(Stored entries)
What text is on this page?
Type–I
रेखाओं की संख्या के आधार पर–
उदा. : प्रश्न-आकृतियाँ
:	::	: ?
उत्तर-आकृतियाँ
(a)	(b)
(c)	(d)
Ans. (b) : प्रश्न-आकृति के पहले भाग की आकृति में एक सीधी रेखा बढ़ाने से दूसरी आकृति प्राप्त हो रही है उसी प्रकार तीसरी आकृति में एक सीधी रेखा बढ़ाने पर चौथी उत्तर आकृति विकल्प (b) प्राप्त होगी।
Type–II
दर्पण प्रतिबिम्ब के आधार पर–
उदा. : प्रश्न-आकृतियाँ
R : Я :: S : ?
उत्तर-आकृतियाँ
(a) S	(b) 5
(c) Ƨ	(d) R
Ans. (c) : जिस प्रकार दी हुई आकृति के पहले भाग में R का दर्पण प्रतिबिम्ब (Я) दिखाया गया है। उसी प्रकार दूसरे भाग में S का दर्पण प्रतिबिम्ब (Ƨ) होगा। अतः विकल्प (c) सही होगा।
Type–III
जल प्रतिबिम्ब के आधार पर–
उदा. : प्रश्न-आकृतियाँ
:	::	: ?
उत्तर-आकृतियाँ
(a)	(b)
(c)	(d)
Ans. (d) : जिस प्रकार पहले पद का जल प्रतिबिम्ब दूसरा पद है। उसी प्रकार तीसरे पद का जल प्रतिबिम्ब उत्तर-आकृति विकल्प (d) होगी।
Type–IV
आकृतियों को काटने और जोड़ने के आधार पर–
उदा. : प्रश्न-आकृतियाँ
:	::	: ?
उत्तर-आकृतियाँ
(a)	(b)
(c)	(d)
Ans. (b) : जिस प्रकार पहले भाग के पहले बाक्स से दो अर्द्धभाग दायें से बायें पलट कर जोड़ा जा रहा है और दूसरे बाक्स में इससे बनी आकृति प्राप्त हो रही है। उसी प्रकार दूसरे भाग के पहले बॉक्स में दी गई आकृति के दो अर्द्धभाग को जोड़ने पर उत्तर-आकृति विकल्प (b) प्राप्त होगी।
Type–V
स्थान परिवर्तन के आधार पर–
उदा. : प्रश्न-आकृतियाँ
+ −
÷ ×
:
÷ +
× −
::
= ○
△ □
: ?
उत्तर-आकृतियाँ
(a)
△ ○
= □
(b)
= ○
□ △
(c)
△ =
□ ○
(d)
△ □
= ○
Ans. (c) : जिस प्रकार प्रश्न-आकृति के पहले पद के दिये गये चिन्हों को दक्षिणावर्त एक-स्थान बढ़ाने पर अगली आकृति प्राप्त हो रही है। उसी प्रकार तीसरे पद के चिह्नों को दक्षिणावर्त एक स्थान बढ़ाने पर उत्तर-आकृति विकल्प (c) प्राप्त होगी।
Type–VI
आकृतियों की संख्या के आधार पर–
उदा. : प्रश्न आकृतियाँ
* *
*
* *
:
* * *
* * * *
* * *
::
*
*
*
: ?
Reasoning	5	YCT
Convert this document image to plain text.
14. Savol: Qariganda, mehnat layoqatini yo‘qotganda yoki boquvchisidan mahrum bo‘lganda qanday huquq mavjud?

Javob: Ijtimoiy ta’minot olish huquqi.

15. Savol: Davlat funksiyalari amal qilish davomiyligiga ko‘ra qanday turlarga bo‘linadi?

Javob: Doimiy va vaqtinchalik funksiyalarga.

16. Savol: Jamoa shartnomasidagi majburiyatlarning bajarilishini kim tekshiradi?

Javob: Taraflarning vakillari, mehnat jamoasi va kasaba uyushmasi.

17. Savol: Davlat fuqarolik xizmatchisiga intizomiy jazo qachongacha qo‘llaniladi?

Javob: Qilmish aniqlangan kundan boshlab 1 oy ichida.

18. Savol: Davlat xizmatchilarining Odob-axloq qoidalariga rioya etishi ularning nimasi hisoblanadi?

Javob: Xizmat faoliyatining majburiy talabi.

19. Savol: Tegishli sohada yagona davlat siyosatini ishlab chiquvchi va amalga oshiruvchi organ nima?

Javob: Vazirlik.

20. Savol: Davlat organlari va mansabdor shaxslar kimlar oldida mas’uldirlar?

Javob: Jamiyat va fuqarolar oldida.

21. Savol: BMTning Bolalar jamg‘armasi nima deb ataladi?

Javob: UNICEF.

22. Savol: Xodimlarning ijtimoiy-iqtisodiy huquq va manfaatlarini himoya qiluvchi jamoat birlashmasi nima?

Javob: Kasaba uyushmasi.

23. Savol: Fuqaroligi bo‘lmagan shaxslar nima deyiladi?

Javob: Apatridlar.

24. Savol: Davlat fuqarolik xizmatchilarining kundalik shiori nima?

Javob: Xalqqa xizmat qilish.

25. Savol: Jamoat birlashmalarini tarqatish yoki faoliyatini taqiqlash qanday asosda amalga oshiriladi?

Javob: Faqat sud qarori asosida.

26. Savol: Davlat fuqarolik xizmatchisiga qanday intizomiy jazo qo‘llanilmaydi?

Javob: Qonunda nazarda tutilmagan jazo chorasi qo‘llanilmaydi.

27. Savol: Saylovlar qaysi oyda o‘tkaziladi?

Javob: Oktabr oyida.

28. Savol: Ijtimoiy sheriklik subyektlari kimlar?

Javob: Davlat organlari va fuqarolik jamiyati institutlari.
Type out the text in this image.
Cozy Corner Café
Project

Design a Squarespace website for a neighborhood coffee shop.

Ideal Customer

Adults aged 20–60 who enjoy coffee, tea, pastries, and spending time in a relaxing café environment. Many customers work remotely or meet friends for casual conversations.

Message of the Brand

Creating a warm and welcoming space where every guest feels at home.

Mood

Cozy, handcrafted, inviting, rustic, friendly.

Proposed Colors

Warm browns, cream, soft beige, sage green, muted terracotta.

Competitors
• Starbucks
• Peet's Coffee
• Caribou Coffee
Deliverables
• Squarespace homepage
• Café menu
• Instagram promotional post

● **GIVEN INSTRUCTION**
Write the whole listing out again. Keep every line exactly as it is.

● **COMPLETE OUTPUT**
What text is on this page?
Type–I
रेखाओं की संख्या के आधार पर–
उदा. : प्रश्न-आकृतियाँ
:	::	: ?
उत्तर-आकृतियाँ
(a)	(b)
(c)	(d)
Ans. (b) : प्रश्न-आकृति के पहले भाग की आकृति में एक सीधी रेखा बढ़ाने से दूसरी आकृति प्राप्त हो रही है उसी प्रकार तीसरी आकृति में एक सीधी रेखा बढ़ाने पर चौथी उत्तर आकृति विकल्प (b) प्राप्त होगी।
Type–II
दर्पण प्रतिबिम्ब के आधार पर–
उदा. : प्रश्न-आकृतियाँ
R : Я :: S : ?
उत्तर-आकृतियाँ
(a) S	(b) 5
(c) Ƨ	(d) R
Ans. (c) : जिस प्रकार दी हुई आकृति के पहले भाग में R का दर्पण प्रतिबिम्ब (Я) दिखाया गया है। उसी प्रकार दूसरे भाग में S का दर्पण प्रतिबिम्ब (Ƨ) होगा। अतः विकल्प (c) सही होगा।
Type–III
जल प्रतिबिम्ब के आधार पर–
उदा. : प्रश्न-आकृतियाँ
:	::	: ?
उत्तर-आकृतियाँ
(a)	(b)
(c)	(d)
Ans. (d) : जिस प्रकार पहले पद का जल प्रतिबिम्ब दूसरा पद है। उसी प्रकार तीसरे पद का जल प्रतिबिम्ब उत्तर-आकृति विकल्प (d) होगी।
Type–IV
आकृतियों को काटने और जोड़ने के आधार पर–
उदा. : प्रश्न-आकृतियाँ
:	::	: ?
उत्तर-आकृतियाँ
(a)	(b)
(c)	(d)
Ans. (b) : जिस प्रकार पहले भाग के पहले बाक्स से दो अर्द्धभाग दायें से बायें पलट कर जोड़ा जा रहा है और दूसरे बाक्स में इससे बनी आकृति प्राप्त हो रही है। उसी प्रकार दूसरे भाग के पहले बॉक्स में दी गई आकृति के दो अर्द्धभाग को जोड़ने पर उत्तर-आकृति विकल्प (b) प्राप्त होगी।
Type–V
स्थान परिवर्तन के आधार पर–
उदा. : प्रश्न-आकृतियाँ
+ −
÷ ×
:
÷ +
× −
::
= ○
△ □
: ?
उत्तर-आकृतियाँ
(a)
△ ○
= □
(b)
= ○
□ △
(c)
△ =
□ ○
(d)
△ □
= ○
Ans. (c) : जिस प्रकार प्रश्न-आकृति के पहले पद के दिये गये चिन्हों को दक्षिणावर्त एक-स्थान बढ़ाने पर अगली आकृति प्राप्त हो रही है। उसी प्रकार तीसरे पद के चिह्नों को दक्षिणावर्त एक स्थान बढ़ाने पर उत्तर-आकृति विकल्प (c) प्राप्त होगी।
Type–VI
आकृतियों की संख्या के आधार पर–
उदा. : प्रश्न आकृतियाँ
* *
*
* *
:
* * *
* * * *
* * *
::
*
*
*
: ?
Reasoning	5	YCT
Convert this document image to plain text.
14. Savol: Qariganda, mehnat layoqatini yo‘qotganda yoki boquvchisidan mahrum bo‘lganda qanday huquq mavjud?

Javob: Ijtimoiy ta’minot olish huquqi.

15. Savol: Davlat funksiyalari amal qilish davomiyligiga ko‘ra qanday turlarga bo‘linadi?

Javob: Doimiy va vaqtinchalik funksiyalarga.

16. Savol: Jamoa shartnomasidagi majburiyatlarning bajarilishini kim tekshiradi?

Javob: Taraflarning vakillari, mehnat jamoasi va kasaba uyushmasi.

17. Savol: Davlat fuqarolik xizmatchisiga intizomiy jazo qachongacha qo‘llaniladi?

Javob: Qilmish aniqlangan kundan boshlab 1 oy ichida.

18. Savol: Davlat xizmatchilarining Odob-axloq qoidalariga rioya etishi ularning nimasi hisoblanadi?

Javob: Xizmat faoliyatining majburiy talabi.

19. Savol: Tegishli sohada yagona davlat siyosatini ishlab chiquvchi va amalga oshiruvchi organ nima?

Javob: Vazirlik.

20. Savol: Davlat organlari va mansabdor shaxslar kimlar oldida mas’uldirlar?

Javob: Jamiyat va fuqarolar oldida.

21. Savol: BMTning Bolalar jamg‘armasi nima deb ataladi?

Javob: UNICEF.

22. Savol: Xodimlarning ijtimoiy-iqtisodiy huquq va manfaatlarini himoya qiluvchi jamoat birlashmasi nima?

Javob: Kasaba uyushmasi.

23. Savol: Fuqaroligi bo‘lmagan shaxslar nima deyiladi?

Javob: Apatridlar.

24. Savol: Davlat fuqarolik xizmatchilarining kundalik shiori nima?

Javob: Xalqqa xizmat qilish.

25. Savol: Jamoat birlashmalarini tarqatish yoki faoliyatini taqiqlash qanday asosda amalga oshiriladi?

Javob: Faqat sud qarori asosida.

26. Savol: Davlat fuqarolik xizmatchisiga qanday intizomiy jazo qo‘llanilmaydi?

Javob: Qonunda nazarda tutilmagan jazo chorasi qo‘llanilmaydi.

27. Savol: Saylovlar qaysi oyda o‘tkaziladi?

Javob: Oktabr oyida.

28. Savol: Ijtimoiy sheriklik subyektlari kimlar?

Javob: Davlat organlari va fuqarolik jamiyati institutlari.
Type out the text in this image.
Cozy Corner Café
Project

Design a Squarespace website for a neighborhood coffee shop.

Ideal Customer

Adults aged 20–60 who enjoy coffee, tea, pastries, and spending time in a relaxing café environment. Many customers work remotely or meet friends for casual conversations.

Message of the Brand

Creating a warm and welcoming space where every guest feels at home.

Mood

Cozy, handcrafted, inviting, rustic, friendly.

Proposed Colors

Warm browns, cream, soft beige, sage green, muted terracotta.

Competitors
• Starbucks
• Peet's Coffee
• Caribou Coffee
Deliverables
• Squarespace homepage
• Café menu
• Instagram promotional post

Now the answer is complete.